### SHORT EXERCISE
Among the records below, find each line that includes the string "来自河南" and copy it.

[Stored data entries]
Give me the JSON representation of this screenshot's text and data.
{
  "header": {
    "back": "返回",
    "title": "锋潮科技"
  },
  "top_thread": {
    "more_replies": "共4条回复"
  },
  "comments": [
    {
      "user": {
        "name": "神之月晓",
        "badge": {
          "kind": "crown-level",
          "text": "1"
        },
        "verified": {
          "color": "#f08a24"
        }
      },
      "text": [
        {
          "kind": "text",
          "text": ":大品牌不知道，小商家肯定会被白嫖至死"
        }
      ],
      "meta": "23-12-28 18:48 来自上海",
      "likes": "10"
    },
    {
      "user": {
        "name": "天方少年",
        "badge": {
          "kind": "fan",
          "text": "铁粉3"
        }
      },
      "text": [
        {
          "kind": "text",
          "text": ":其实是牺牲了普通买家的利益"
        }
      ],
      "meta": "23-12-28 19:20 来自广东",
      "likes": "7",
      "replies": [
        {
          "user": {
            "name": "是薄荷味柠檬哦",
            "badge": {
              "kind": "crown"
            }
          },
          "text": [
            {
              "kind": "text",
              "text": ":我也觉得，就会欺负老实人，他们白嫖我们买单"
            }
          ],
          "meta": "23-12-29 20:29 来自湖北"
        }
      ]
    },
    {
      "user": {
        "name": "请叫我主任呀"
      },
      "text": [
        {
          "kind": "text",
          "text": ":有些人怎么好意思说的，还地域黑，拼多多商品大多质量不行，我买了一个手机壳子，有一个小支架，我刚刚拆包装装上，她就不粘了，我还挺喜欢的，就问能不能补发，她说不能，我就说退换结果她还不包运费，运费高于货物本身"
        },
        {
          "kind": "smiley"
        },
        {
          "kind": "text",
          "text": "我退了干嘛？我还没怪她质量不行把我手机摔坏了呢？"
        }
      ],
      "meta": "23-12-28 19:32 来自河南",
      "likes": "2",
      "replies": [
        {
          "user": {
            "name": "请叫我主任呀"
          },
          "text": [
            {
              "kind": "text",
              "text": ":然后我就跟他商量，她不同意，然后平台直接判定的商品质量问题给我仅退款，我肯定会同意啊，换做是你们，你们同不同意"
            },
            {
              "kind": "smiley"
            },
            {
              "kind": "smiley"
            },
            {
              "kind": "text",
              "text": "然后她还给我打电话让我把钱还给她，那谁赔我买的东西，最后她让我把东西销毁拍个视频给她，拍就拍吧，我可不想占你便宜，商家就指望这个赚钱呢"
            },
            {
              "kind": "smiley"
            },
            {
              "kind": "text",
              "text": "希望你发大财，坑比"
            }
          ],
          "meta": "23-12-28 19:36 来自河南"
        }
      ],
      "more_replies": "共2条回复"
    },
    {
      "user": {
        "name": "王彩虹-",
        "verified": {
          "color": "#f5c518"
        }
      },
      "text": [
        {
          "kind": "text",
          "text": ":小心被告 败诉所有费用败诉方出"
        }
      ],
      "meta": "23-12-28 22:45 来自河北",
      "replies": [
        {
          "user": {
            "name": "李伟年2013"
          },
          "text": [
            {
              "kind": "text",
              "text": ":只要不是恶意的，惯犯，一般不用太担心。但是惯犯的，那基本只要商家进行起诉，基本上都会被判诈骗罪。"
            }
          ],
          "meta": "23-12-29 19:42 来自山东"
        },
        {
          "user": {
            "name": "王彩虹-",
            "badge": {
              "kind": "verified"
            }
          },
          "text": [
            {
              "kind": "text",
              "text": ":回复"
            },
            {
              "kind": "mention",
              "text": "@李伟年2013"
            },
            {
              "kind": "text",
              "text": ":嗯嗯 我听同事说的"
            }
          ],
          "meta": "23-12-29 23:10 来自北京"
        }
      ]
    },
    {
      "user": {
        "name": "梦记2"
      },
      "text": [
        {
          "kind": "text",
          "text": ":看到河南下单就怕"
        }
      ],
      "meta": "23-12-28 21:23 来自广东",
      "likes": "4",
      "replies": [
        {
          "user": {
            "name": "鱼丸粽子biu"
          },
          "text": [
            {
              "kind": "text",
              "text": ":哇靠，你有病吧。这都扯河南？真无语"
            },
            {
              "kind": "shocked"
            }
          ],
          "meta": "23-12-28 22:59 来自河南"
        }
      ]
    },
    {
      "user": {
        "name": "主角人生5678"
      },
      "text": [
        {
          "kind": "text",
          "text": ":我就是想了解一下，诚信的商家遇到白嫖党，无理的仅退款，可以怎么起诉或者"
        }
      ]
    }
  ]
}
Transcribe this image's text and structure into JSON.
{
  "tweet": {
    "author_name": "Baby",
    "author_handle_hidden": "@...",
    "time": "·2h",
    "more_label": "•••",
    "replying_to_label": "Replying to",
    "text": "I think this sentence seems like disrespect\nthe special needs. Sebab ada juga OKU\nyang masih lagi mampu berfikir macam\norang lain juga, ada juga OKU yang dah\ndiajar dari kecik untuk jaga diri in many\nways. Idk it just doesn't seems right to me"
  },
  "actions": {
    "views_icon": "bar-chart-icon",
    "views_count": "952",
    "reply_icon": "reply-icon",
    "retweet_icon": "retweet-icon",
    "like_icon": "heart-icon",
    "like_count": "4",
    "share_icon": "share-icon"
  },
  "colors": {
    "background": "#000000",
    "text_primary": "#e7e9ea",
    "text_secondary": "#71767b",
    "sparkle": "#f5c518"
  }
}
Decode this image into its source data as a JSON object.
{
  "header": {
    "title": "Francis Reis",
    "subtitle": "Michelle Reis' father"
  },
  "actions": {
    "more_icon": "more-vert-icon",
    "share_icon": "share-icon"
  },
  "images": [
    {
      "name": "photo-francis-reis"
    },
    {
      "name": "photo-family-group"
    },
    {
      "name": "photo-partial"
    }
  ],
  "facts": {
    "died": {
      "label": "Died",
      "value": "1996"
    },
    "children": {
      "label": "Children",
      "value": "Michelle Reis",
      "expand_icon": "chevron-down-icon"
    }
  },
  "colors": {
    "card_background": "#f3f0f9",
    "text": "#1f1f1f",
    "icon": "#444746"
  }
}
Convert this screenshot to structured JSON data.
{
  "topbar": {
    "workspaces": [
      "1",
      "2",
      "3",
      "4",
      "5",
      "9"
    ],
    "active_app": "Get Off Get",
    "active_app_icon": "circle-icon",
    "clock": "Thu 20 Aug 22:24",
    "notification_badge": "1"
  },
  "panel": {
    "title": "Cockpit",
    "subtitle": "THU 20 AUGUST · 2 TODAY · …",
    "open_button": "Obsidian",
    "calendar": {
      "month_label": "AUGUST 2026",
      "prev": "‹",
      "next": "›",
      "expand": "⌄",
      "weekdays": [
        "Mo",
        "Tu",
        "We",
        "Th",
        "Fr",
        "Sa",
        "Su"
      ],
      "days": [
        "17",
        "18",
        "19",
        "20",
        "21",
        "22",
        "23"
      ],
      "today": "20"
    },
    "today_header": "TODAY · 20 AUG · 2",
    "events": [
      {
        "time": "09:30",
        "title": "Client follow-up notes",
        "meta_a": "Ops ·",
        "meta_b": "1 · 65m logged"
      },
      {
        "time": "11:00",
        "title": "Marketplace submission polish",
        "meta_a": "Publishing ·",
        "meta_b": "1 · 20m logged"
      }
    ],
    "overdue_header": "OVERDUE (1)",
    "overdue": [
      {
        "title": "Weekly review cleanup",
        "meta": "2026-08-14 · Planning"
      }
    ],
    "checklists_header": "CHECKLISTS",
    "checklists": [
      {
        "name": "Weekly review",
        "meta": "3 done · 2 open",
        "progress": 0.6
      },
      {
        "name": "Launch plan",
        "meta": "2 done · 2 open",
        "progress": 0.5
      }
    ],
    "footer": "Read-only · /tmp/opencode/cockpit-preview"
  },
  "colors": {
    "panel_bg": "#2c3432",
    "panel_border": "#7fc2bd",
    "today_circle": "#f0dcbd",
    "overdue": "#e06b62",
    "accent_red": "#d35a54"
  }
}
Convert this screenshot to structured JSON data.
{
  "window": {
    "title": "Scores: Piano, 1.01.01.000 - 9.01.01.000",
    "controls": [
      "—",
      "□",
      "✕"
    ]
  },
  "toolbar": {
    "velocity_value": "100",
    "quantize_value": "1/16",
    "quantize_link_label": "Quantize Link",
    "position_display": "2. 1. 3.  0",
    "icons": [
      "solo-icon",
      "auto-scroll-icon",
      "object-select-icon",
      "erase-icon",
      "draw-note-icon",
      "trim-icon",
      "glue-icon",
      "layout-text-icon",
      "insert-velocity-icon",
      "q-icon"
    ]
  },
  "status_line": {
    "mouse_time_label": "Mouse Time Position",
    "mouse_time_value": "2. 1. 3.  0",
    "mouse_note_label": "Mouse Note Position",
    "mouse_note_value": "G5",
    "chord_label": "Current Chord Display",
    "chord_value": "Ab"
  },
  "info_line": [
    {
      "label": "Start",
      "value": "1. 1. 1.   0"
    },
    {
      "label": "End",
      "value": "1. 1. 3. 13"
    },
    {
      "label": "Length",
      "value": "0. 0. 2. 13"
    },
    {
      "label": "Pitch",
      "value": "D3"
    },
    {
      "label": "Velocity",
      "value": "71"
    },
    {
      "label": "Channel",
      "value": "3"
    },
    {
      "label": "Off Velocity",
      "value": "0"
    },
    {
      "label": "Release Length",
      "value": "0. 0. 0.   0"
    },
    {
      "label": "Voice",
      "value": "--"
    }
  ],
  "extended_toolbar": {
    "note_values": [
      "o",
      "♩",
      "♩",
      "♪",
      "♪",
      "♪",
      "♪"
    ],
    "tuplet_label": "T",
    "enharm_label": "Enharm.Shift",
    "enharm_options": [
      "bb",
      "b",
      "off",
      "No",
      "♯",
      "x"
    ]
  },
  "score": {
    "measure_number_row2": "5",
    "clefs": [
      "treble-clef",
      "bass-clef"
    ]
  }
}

### OUTPUT FOR THIS EXERCISE
      "meta": "23-12-28 19:32 来自河南",
          "meta": "23-12-28 19:36 来自河南"
          "meta": "23-12-28 22:59 来自河南"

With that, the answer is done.